Short problem => Without further comment, state how many lines in the listing below contain the word "Long".

Entries =>
· · ·

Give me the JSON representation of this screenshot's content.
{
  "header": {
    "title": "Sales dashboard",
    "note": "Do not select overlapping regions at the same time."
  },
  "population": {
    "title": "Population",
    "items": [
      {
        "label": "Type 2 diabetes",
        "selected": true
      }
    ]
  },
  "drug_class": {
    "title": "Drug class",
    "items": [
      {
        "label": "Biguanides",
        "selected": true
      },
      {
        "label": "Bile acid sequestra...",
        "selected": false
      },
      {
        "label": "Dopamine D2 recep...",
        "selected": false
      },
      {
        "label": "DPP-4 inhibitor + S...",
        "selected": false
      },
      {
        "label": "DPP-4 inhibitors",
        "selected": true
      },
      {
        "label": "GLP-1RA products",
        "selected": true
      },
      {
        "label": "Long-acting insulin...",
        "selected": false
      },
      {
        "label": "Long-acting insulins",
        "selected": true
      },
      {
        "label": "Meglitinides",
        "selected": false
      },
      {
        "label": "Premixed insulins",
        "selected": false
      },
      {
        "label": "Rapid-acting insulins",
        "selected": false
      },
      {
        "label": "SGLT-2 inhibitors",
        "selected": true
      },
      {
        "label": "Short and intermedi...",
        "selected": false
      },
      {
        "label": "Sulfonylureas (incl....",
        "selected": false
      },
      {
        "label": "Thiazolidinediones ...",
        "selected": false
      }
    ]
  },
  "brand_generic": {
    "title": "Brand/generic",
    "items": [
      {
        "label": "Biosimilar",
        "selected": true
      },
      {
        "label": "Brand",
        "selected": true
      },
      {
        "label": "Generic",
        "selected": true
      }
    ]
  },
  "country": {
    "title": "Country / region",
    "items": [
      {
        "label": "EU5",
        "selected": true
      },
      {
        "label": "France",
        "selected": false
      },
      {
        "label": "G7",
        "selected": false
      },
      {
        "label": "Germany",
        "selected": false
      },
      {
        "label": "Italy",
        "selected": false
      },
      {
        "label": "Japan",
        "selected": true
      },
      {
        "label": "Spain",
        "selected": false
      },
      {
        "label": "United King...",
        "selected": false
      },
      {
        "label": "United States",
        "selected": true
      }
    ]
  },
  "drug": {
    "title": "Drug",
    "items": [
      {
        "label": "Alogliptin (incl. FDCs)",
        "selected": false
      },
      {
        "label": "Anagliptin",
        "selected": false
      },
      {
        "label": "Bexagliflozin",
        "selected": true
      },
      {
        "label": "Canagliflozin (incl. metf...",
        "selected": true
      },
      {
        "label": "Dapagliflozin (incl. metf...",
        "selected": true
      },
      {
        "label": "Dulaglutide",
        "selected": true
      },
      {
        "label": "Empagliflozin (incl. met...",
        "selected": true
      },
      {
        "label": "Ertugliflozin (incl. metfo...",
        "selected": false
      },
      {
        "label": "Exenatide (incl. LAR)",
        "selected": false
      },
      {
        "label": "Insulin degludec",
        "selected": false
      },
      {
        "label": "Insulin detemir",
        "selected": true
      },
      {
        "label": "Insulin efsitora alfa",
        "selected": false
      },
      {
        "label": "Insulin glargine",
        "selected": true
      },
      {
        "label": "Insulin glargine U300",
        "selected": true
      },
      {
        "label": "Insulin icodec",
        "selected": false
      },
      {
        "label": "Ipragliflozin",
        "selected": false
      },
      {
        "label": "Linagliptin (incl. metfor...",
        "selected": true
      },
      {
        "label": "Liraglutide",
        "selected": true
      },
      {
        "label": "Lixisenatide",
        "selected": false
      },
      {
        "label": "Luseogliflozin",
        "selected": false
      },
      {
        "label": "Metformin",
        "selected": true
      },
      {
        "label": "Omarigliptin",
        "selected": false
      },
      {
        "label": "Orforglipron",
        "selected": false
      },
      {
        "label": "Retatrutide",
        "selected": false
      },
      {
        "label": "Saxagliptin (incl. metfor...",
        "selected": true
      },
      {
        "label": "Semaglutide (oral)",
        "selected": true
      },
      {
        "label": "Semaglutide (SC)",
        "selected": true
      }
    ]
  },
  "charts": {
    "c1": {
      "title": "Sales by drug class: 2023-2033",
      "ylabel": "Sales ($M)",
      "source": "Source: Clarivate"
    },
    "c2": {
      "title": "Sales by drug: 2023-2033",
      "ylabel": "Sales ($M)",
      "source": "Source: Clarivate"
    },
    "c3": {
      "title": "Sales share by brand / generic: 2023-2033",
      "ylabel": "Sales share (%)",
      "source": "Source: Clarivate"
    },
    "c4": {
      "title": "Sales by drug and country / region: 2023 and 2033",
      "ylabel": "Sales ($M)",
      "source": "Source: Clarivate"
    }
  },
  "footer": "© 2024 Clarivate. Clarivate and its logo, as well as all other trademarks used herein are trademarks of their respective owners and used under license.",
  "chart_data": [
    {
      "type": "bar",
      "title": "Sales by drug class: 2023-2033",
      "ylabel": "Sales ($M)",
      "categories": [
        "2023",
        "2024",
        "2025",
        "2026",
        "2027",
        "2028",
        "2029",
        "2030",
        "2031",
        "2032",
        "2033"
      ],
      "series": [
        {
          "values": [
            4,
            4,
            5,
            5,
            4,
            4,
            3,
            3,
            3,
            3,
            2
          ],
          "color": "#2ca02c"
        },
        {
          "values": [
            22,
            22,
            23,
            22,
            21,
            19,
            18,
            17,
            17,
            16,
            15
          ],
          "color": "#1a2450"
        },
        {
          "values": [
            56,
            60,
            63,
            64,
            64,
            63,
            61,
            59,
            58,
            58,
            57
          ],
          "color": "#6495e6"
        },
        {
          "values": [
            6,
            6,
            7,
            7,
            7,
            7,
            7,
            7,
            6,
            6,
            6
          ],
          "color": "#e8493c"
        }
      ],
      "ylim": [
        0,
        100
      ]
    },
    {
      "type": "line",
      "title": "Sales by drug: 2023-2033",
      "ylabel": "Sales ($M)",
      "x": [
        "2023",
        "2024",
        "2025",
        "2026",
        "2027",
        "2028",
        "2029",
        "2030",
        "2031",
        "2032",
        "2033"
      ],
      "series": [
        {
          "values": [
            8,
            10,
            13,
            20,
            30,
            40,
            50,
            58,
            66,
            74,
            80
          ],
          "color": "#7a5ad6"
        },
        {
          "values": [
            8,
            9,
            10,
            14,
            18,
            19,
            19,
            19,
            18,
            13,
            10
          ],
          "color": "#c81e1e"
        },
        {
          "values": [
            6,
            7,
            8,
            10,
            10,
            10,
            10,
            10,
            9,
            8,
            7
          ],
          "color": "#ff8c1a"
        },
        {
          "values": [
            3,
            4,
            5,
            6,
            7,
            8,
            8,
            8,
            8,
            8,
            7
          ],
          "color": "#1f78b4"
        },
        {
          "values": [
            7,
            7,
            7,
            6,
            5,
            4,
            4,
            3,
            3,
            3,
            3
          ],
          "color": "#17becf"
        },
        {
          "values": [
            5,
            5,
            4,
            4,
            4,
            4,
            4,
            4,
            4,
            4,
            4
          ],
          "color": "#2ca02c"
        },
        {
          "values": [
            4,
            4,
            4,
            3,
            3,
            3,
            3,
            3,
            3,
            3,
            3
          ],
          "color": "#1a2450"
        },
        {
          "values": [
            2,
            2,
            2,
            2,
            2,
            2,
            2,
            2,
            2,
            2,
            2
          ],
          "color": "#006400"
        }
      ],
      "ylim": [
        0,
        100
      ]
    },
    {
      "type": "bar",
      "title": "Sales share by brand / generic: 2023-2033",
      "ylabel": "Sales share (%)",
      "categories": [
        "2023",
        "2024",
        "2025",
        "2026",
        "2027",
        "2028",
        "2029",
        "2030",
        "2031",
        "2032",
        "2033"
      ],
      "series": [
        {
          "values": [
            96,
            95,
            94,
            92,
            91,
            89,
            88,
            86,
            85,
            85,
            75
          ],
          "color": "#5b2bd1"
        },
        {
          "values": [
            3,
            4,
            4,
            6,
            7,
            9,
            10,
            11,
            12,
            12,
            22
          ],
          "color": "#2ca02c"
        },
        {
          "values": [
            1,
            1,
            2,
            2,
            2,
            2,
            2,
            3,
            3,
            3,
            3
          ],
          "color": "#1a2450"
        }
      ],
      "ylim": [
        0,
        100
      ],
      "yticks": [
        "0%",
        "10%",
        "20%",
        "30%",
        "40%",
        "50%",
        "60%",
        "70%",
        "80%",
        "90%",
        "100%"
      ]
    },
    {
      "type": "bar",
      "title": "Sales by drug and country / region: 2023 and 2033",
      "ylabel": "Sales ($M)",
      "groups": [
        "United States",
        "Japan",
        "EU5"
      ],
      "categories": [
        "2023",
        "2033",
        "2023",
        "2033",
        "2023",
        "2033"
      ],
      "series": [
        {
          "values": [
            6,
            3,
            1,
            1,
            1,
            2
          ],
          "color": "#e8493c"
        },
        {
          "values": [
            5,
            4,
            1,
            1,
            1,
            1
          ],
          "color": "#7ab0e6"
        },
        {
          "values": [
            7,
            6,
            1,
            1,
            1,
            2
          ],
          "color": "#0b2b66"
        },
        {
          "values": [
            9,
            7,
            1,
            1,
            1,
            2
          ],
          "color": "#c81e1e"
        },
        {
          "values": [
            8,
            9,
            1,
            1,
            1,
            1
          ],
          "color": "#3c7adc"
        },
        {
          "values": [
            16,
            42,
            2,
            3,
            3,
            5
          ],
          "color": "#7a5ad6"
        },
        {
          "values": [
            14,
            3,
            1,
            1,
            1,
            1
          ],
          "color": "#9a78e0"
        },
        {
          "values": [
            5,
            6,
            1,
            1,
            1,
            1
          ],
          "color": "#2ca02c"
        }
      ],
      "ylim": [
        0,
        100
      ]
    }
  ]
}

· · ·

Task result => 2